**Extracted records**

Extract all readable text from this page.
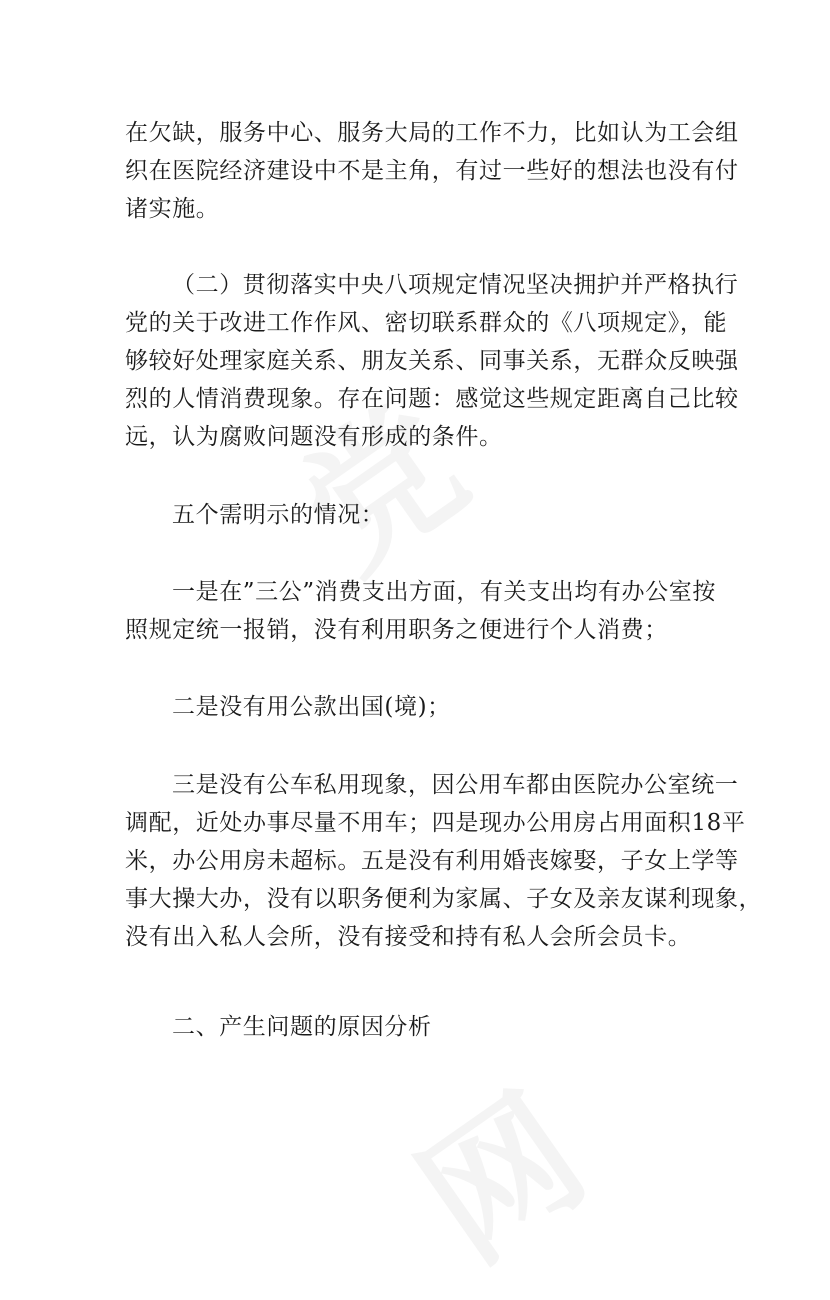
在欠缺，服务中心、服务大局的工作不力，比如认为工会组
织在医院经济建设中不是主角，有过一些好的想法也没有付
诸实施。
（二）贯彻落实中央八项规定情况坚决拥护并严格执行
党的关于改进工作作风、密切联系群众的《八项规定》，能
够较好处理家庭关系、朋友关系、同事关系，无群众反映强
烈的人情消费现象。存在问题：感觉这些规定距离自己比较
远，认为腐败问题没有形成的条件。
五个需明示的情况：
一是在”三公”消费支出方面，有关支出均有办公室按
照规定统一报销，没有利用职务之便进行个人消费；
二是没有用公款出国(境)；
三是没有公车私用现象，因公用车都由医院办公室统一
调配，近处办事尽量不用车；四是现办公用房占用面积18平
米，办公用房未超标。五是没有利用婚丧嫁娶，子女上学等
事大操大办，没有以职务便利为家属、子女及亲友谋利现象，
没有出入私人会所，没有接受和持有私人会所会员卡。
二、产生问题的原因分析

**Task directions**
Each record must be quoted in full and exactly. Do not include the pictures.

**Output of the task**
Extract all readable text from this page.
在欠缺，服务中心、服务大局的工作不力，比如认为工会组
织在医院经济建设中不是主角，有过一些好的想法也没有付
诸实施。
（二）贯彻落实中央八项规定情况坚决拥护并严格执行
党的关于改进工作作风、密切联系群众的《八项规定》，能
够较好处理家庭关系、朋友关系、同事关系，无群众反映强
烈的人情消费现象。存在问题：感觉这些规定距离自己比较
远，认为腐败问题没有形成的条件。
五个需明示的情况：
一是在”三公”消费支出方面，有关支出均有办公室按
照规定统一报销，没有利用职务之便进行个人消费；
二是没有用公款出国(境)；
三是没有公车私用现象，因公用车都由医院办公室统一
调配，近处办事尽量不用车；四是现办公用房占用面积18平
米，办公用房未超标。五是没有利用婚丧嫁娶，子女上学等
事大操大办，没有以职务便利为家属、子女及亲友谋利现象，
没有出入私人会所，没有接受和持有私人会所会员卡。
二、产生问题的原因分析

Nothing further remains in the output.